==== Information supplied
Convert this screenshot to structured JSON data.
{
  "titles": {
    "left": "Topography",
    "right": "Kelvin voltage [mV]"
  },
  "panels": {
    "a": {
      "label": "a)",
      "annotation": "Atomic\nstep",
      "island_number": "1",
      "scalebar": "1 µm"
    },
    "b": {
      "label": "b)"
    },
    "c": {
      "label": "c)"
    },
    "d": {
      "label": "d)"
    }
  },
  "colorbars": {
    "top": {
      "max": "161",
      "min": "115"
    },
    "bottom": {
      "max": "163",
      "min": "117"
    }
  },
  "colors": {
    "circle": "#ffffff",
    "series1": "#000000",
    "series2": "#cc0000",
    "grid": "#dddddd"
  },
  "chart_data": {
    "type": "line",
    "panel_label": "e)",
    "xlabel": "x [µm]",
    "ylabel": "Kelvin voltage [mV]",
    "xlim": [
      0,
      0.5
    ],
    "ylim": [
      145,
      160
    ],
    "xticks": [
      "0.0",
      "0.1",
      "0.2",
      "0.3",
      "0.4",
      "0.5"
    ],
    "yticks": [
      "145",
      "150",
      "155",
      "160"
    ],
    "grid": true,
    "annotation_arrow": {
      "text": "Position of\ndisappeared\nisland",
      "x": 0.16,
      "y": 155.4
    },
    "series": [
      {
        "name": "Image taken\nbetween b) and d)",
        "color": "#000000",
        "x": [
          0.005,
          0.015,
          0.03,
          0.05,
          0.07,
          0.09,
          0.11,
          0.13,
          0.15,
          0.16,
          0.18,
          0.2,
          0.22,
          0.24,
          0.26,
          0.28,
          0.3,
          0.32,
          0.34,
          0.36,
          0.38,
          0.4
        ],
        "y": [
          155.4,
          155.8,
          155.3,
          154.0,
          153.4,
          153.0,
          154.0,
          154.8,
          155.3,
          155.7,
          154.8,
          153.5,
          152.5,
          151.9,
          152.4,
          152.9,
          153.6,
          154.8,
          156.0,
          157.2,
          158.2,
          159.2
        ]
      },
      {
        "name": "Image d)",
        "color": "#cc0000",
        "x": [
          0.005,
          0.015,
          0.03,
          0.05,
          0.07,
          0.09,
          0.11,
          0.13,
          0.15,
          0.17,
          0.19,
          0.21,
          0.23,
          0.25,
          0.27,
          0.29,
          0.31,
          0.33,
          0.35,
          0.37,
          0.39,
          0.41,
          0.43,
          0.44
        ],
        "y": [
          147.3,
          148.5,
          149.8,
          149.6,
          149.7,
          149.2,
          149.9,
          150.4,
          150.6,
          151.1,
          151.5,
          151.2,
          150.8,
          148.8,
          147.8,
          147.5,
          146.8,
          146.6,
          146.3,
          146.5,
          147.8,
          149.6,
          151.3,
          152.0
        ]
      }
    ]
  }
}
========
What is asked ▸
Extract all the entries word for word.

Result ▸
Convert this screenshot to structured JSON data.
{
  "titles": {
    "left": "Topography",
    "right": "Kelvin voltage [mV]"
  },
  "panels": {
    "a": {
      "label": "a)",
      "annotation": "Atomic\nstep",
      "island_number": "1",
      "scalebar": "1 µm"
    },
    "b": {
      "label": "b)"
    },
    "c": {
      "label": "c)"
    },
    "d": {
      "label": "d)"
    }
  },
  "colorbars": {
    "top": {
      "max": "161",
      "min": "115"
    },
    "bottom": {
      "max": "163",
      "min": "117"
    }
  },
  "colors": {
    "circle": "#ffffff",
    "series1": "#000000",
    "series2": "#cc0000",
    "grid": "#dddddd"
  },
  "chart_data": {
    "type": "line",
    "panel_label": "e)",
    "xlabel": "x [µm]",
    "ylabel": "Kelvin voltage [mV]",
    "xlim": [
      0,
      0.5
    ],
    "ylim": [
      145,
      160
    ],
    "xticks": [
      "0.0",
      "0.1",
      "0.2",
      "0.3",
      "0.4",
      "0.5"
    ],
    "yticks": [
      "145",
      "150",
      "155",
      "160"
    ],
    "grid": true,
    "annotation_arrow": {
      "text": "Position of\ndisappeared\nisland",
      "x": 0.16,
      "y": 155.4
    },
    "series": [
      {
        "name": "Image taken\nbetween b) and d)",
        "color": "#000000",
        "x": [
          0.005,
          0.015,
          0.03,
          0.05,
          0.07,
          0.09,
          0.11,
          0.13,
          0.15,
          0.16,
          0.18,
          0.2,
          0.22,
          0.24,
          0.26,
          0.28,
          0.3,
          0.32,
          0.34,
          0.36,
          0.38,
          0.4
        ],
        "y": [
          155.4,
          155.8,
          155.3,
          154.0,
          153.4,
          153.0,
          154.0,
          154.8,
          155.3,
          155.7,
          154.8,
          153.5,
          152.5,
          151.9,
          152.4,
          152.9,
          153.6,
          154.8,
          156.0,
          157.2,
          158.2,
          159.2
        ]
      },
      {
        "name": "Image d)",
        "color": "#cc0000",
        "x": [
          0.005,
          0.015,
          0.03,
          0.05,
          0.07,
          0.09,
          0.11,
          0.13,
          0.15,
          0.17,
          0.19,
          0.21,
          0.23,
          0.25,
          0.27,
          0.29,
          0.31,
          0.33,
          0.35,
          0.37,
          0.39,
          0.41,
          0.43,
          0.44
        ],
        "y": [
          147.3,
          148.5,
          149.8,
          149.6,
          149.7,
          149.2,
          149.9,
          150.4,
          150.6,
          151.1,
          151.5,
          151.2,
          150.8,
          148.8,
          147.8,
          147.5,
          146.8,
          146.6,
          146.3,
          146.5,
          147.8,
          149.6,
          151.3,
          152.0
        ]
      }
    ]
  }
}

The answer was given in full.